Dataset excerpt:
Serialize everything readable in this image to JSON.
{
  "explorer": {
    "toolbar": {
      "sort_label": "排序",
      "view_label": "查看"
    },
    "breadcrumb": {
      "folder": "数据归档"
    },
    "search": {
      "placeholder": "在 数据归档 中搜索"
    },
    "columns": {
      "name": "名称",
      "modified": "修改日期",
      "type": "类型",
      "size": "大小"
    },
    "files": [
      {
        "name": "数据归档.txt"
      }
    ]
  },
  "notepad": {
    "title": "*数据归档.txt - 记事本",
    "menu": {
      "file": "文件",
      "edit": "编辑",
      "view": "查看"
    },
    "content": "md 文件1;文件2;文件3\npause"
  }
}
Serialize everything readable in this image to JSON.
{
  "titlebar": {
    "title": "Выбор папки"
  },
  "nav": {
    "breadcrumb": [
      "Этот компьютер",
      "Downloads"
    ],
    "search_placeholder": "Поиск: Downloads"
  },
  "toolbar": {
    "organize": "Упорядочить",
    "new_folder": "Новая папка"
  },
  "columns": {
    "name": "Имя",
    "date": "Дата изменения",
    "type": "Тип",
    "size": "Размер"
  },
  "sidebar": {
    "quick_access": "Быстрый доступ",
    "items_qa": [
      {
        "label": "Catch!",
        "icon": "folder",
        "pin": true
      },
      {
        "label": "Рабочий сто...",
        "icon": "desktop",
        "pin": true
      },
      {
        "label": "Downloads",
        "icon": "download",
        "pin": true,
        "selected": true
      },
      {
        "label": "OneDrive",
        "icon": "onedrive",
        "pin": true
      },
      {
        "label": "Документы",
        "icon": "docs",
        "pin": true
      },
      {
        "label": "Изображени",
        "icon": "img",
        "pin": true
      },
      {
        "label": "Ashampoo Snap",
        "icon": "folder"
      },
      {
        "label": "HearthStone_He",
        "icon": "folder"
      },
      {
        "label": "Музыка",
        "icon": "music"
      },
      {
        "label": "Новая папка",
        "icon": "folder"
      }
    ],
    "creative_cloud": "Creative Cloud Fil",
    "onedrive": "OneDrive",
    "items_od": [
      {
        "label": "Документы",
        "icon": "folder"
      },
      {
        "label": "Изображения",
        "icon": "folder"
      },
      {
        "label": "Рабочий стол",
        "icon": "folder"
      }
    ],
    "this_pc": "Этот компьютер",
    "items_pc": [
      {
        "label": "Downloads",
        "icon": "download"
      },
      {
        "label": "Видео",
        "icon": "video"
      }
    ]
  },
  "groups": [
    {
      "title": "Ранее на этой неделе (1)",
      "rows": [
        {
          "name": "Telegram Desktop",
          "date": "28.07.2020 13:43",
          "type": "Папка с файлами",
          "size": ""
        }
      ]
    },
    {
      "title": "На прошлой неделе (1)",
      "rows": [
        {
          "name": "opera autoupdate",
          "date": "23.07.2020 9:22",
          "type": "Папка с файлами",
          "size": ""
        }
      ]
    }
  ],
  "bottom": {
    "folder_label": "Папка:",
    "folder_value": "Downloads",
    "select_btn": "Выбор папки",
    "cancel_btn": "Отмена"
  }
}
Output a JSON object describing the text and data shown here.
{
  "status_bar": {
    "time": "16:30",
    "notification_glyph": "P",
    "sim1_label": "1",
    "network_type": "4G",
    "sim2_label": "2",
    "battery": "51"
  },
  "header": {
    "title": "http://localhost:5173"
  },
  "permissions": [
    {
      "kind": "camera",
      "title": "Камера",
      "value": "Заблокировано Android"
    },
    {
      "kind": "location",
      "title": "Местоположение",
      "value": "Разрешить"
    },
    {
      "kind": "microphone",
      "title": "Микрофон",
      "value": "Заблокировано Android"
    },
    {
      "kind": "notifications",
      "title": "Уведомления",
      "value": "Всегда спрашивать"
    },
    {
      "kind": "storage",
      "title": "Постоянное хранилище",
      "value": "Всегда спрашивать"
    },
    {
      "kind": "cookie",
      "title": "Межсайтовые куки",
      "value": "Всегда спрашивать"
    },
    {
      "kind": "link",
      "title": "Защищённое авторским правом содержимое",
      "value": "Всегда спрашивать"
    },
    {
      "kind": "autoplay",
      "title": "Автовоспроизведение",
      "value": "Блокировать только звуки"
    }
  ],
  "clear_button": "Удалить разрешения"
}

Work to complete: Quote, without any change, each line from the one that contains "Output a JSON" through the end of the material.

Solution for this task:
Output a JSON object describing the text and data shown here.
{
  "status_bar": {
    "time": "16:30",
    "notification_glyph": "P",
    "sim1_label": "1",
    "network_type": "4G",
    "sim2_label": "2",
    "battery": "51"
  },
  "header": {
    "title": "http://localhost:5173"
  },
  "permissions": [
    {
      "kind": "camera",
      "title": "Камера",
      "value": "Заблокировано Android"
    },
    {
      "kind": "location",
      "title": "Местоположение",
      "value": "Разрешить"
    },
    {
      "kind": "microphone",
      "title": "Микрофон",
      "value": "Заблокировано Android"
    },
    {
      "kind": "notifications",
      "title": "Уведомления",
      "value": "Всегда спрашивать"
    },
    {
      "kind": "storage",
      "title": "Постоянное хранилище",
      "value": "Всегда спрашивать"
    },
    {
      "kind": "cookie",
      "title": "Межсайтовые куки",
      "value": "Всегда спрашивать"
    },
    {
      "kind": "link",
      "title": "Защищённое авторским правом содержимое",
      "value": "Всегда спрашивать"
    },
    {
      "kind": "autoplay",
      "title": "Автовоспроизведение",
      "value": "Блокировать только звуки"
    }
  ],
  "clear_button": "Удалить разрешения"
}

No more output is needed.